— Start Supplied records —
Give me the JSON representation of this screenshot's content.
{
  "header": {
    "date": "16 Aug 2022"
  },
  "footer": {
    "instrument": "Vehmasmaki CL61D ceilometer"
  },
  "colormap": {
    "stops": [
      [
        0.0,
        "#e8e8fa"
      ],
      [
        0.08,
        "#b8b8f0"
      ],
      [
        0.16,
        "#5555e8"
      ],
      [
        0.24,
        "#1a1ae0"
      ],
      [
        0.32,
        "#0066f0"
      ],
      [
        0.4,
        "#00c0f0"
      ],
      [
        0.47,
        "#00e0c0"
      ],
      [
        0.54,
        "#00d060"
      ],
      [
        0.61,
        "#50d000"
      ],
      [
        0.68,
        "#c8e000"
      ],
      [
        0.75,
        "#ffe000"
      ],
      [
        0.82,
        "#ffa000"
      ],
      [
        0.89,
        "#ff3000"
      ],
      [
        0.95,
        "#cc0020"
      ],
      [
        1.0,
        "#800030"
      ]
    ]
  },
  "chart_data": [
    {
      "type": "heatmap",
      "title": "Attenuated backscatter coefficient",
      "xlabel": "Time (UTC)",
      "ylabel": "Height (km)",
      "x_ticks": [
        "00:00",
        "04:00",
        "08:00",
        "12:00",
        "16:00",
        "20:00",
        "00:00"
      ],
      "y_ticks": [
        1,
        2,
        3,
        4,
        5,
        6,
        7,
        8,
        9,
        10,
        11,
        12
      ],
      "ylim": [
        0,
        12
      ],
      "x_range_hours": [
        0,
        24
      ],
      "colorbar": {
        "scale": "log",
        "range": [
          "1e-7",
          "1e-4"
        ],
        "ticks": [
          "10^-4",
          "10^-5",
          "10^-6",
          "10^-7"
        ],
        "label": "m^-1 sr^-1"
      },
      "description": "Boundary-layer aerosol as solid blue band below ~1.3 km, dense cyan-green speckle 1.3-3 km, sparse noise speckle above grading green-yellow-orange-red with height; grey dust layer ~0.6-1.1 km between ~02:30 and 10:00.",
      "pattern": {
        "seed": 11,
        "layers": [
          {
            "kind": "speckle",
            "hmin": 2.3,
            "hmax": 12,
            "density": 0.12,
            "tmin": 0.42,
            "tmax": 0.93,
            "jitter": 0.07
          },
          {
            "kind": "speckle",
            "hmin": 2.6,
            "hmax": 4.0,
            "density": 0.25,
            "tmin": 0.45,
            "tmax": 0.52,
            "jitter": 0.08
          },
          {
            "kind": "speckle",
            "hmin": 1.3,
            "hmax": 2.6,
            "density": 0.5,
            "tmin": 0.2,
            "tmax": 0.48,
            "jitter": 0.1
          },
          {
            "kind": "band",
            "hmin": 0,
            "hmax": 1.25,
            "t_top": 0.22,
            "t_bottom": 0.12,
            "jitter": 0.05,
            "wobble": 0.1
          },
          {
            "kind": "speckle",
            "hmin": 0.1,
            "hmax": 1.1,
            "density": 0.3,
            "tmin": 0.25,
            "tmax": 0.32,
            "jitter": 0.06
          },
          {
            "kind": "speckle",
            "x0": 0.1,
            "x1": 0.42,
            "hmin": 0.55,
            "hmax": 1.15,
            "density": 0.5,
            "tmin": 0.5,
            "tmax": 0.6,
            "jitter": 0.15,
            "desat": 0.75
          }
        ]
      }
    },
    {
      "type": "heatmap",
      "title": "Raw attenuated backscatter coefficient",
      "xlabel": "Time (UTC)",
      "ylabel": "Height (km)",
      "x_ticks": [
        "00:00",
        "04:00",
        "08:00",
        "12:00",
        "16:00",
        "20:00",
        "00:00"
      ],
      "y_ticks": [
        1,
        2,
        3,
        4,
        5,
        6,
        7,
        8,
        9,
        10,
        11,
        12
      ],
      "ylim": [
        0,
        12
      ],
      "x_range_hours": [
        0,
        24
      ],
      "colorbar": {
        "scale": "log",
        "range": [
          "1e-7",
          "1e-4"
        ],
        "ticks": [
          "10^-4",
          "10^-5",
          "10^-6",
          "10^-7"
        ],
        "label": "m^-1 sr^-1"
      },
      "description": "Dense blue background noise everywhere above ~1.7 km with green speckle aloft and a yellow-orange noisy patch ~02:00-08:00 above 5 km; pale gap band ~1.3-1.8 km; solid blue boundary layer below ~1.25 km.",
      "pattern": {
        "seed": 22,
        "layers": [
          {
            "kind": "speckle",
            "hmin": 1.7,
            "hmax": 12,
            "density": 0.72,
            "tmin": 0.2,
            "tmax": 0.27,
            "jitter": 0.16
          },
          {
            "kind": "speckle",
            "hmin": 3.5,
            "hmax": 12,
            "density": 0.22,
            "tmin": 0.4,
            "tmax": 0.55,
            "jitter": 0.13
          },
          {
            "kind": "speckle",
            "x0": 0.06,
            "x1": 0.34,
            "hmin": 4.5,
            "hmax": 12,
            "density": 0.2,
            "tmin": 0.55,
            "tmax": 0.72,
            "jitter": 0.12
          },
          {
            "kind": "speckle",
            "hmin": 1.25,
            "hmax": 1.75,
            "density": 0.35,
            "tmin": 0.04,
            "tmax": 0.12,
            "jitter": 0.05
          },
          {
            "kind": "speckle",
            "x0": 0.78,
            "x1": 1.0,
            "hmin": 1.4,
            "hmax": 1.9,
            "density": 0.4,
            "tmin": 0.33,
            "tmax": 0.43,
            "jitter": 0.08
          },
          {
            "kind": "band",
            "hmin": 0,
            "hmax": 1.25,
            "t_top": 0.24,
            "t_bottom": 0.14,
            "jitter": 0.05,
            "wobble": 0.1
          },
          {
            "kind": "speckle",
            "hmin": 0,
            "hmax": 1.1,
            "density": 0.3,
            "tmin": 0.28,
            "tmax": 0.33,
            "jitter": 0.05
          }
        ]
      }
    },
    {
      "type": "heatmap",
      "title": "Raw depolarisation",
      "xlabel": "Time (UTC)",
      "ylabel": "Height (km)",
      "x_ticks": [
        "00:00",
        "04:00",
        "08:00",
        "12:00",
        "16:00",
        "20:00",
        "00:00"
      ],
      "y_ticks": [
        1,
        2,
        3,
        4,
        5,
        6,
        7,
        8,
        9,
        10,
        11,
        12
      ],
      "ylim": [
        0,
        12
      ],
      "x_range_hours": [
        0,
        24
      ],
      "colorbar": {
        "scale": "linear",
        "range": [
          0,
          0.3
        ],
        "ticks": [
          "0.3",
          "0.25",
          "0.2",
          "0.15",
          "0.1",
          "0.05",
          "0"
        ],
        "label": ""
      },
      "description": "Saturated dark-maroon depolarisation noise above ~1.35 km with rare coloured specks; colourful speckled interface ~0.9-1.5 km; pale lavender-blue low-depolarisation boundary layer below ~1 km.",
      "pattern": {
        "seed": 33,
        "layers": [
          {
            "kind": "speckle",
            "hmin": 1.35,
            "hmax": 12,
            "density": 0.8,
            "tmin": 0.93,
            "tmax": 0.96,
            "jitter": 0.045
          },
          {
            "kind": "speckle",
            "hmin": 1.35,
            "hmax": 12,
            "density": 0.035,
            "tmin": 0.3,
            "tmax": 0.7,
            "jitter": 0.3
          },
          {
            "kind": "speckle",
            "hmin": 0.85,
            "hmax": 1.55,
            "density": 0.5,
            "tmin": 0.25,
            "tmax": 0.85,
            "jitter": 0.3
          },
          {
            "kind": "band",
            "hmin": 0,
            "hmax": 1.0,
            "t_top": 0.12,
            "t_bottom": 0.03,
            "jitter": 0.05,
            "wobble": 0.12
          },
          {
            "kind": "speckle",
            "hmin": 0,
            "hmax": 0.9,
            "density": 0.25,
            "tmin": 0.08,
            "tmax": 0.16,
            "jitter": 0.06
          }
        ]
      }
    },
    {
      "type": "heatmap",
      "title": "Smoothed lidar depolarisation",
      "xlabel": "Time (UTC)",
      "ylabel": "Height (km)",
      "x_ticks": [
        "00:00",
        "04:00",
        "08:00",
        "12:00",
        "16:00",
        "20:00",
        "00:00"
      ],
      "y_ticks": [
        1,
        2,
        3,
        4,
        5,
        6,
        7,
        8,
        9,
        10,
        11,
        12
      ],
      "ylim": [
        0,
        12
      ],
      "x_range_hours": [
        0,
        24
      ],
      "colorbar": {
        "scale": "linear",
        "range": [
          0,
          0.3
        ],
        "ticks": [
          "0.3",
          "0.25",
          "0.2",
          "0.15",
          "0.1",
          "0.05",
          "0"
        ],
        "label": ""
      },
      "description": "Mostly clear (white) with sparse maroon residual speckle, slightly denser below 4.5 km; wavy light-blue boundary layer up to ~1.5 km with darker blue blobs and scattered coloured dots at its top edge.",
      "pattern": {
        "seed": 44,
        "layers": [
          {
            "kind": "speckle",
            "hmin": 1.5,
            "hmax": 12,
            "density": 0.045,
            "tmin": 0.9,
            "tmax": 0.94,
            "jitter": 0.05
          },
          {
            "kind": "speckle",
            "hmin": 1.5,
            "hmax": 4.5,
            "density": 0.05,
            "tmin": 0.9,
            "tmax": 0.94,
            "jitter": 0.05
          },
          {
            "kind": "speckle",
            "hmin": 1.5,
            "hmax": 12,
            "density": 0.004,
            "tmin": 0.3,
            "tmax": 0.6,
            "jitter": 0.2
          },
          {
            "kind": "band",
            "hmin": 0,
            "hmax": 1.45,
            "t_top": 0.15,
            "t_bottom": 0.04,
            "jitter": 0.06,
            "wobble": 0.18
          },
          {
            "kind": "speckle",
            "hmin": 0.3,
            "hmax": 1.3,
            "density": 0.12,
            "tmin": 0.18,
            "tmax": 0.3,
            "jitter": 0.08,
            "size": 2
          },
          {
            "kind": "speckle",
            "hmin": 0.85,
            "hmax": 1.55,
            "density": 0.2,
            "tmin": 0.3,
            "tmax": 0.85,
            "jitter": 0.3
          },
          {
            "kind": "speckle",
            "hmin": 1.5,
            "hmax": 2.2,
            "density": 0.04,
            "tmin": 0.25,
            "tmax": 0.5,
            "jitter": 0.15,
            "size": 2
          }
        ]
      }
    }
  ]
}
— End Supplied records —
- [Prompt]: Check each line of the entries above, and show every one holding the word "solid".

- [Solution to this exercise]:
      "description": "Boundary-layer aerosol as solid blue band below ~1.3 km, dense cyan-green speckle 1.3-3 km, sparse noise speckle above grading green-yellow-orange-red with height; grey dust layer ~0.6-1.1 km between ~02:30 and 10:00.",
      "description": "Dense blue background noise everywhere above ~1.7 km with green speckle aloft and a yellow-orange noisy patch ~02:00-08:00 above 5 km; pale gap band ~1.3-1.8 km; solid blue boundary layer below ~1.25 km.",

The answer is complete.